## Directions for this task
Please transcribe the data that follows without the pictures, keeping every word the same.

--- Start Material shown ---

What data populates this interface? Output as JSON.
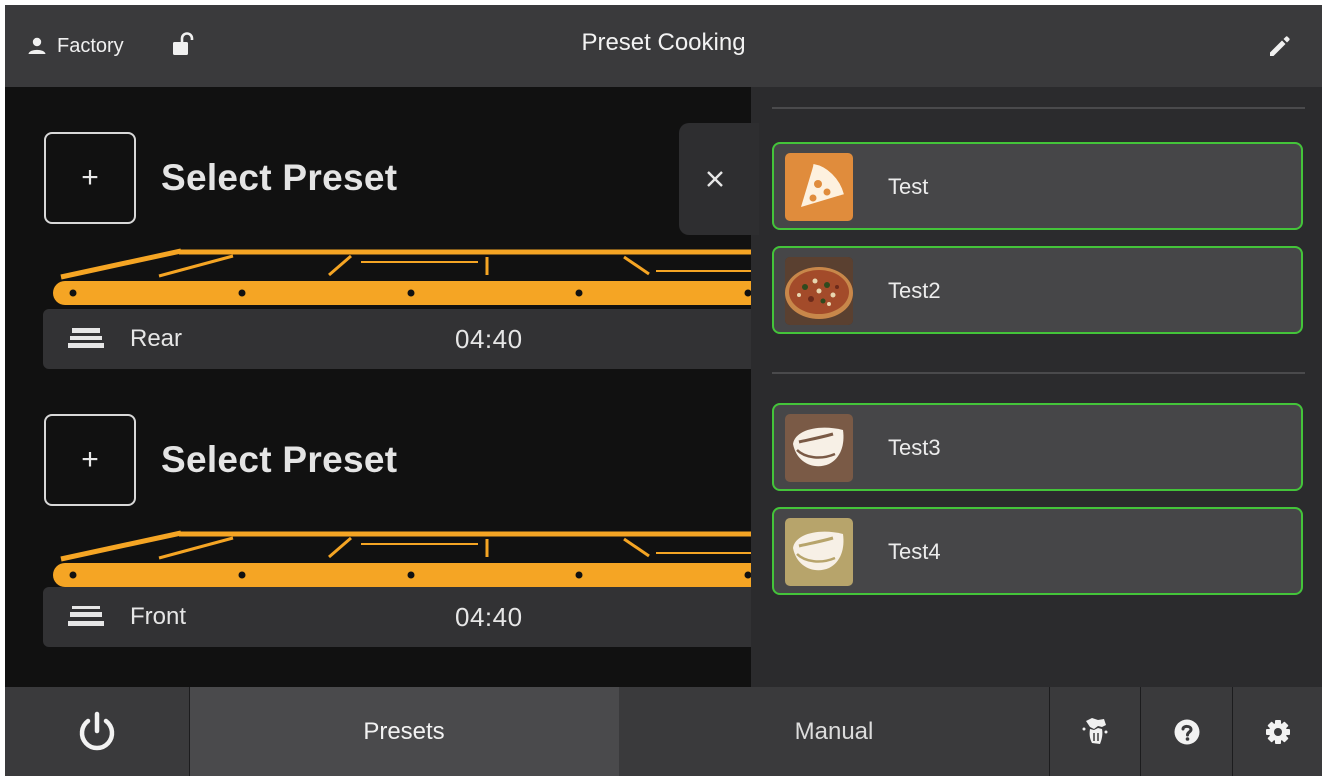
{
  "header": {
    "user_label": "Factory",
    "title": "Preset Cooking"
  },
  "lanes": [
    {
      "select_label": "Select Preset",
      "select_symbol": "+",
      "lane_name": "Rear",
      "time": "04:40"
    },
    {
      "select_label": "Select Preset",
      "select_symbol": "+",
      "lane_name": "Front",
      "time": "04:40"
    }
  ],
  "close_symbol": "×",
  "presets": [
    {
      "name": "Test",
      "icon": "pizza-slice-icon",
      "color": "#e08c3c"
    },
    {
      "name": "Test2",
      "icon": "pizza-photo",
      "color": "#6b4a2a"
    },
    {
      "name": "Test3",
      "icon": "steak-icon",
      "color": "#7a5a46"
    },
    {
      "name": "Test4",
      "icon": "steak-icon",
      "color": "#b7a46b"
    }
  ],
  "nav": {
    "presets_label": "Presets",
    "manual_label": "Manual"
  },
  "colors": {
    "accent_green": "#44c43a",
    "conveyor_orange": "#f5a524",
    "top_bar": "#3a3a3c",
    "panel": "#2b2b2d"
  }
}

--- End Material shown ---

## The response
What data populates this interface? Output as JSON.
{
  "header": {
    "user_label": "Factory",
    "title": "Preset Cooking"
  },
  "lanes": [
    {
      "select_label": "Select Preset",
      "select_symbol": "+",
      "lane_name": "Rear",
      "time": "04:40"
    },
    {
      "select_label": "Select Preset",
      "select_symbol": "+",
      "lane_name": "Front",
      "time": "04:40"
    }
  ],
  "close_symbol": "×",
  "presets": [
    {
      "name": "Test",
      "icon": "pizza-slice-icon",
      "color": "#e08c3c"
    },
    {
      "name": "Test2",
      "icon": "pizza-photo",
      "color": "#6b4a2a"
    },
    {
      "name": "Test3",
      "icon": "steak-icon",
      "color": "#7a5a46"
    },
    {
      "name": "Test4",
      "icon": "steak-icon",
      "color": "#b7a46b"
    }
  ],
  "nav": {
    "presets_label": "Presets",
    "manual_label": "Manual"
  },
  "colors": {
    "accent_green": "#44c43a",
    "conveyor_orange": "#f5a524",
    "top_bar": "#3a3a3c",
    "panel": "#2b2b2d"
  }
}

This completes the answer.